Input for this task
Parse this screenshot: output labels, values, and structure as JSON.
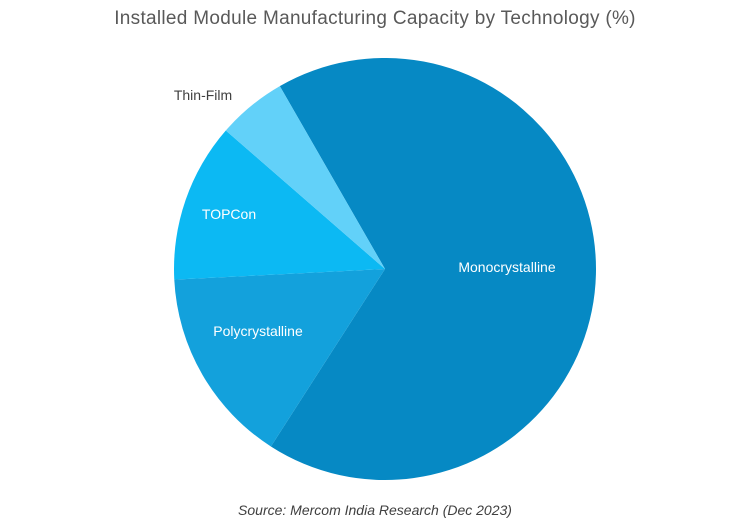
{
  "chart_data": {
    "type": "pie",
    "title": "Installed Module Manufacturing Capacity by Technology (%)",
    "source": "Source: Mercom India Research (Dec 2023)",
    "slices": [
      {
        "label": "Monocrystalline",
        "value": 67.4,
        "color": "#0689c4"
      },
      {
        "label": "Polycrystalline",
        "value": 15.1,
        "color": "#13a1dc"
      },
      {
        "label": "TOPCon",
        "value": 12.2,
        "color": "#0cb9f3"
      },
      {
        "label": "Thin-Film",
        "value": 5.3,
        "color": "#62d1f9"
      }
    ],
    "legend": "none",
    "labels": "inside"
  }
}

==

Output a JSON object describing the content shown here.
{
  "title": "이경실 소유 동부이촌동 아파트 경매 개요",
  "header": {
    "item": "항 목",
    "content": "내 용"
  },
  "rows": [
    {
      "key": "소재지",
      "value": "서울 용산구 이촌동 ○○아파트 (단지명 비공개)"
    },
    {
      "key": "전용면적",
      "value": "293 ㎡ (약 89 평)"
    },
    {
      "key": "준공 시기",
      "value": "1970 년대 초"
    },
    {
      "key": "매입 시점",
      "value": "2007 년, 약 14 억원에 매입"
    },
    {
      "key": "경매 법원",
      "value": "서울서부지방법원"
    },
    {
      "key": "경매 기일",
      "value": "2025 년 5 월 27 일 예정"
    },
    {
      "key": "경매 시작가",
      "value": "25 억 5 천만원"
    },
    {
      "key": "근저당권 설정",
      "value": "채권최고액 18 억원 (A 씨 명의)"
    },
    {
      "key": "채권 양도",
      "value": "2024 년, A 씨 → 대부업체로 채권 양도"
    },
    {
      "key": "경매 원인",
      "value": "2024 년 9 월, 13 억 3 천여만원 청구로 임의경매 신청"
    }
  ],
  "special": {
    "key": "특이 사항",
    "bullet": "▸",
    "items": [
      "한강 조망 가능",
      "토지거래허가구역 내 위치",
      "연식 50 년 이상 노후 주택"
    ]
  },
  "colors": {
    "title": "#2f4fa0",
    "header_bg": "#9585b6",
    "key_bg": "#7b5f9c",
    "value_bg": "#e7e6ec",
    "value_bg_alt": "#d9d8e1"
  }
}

Exercise requirements
Copy every line of the listing that contains the word "content".

Expected answer
Output a JSON object describing the content shown here.
    "content": "내 용"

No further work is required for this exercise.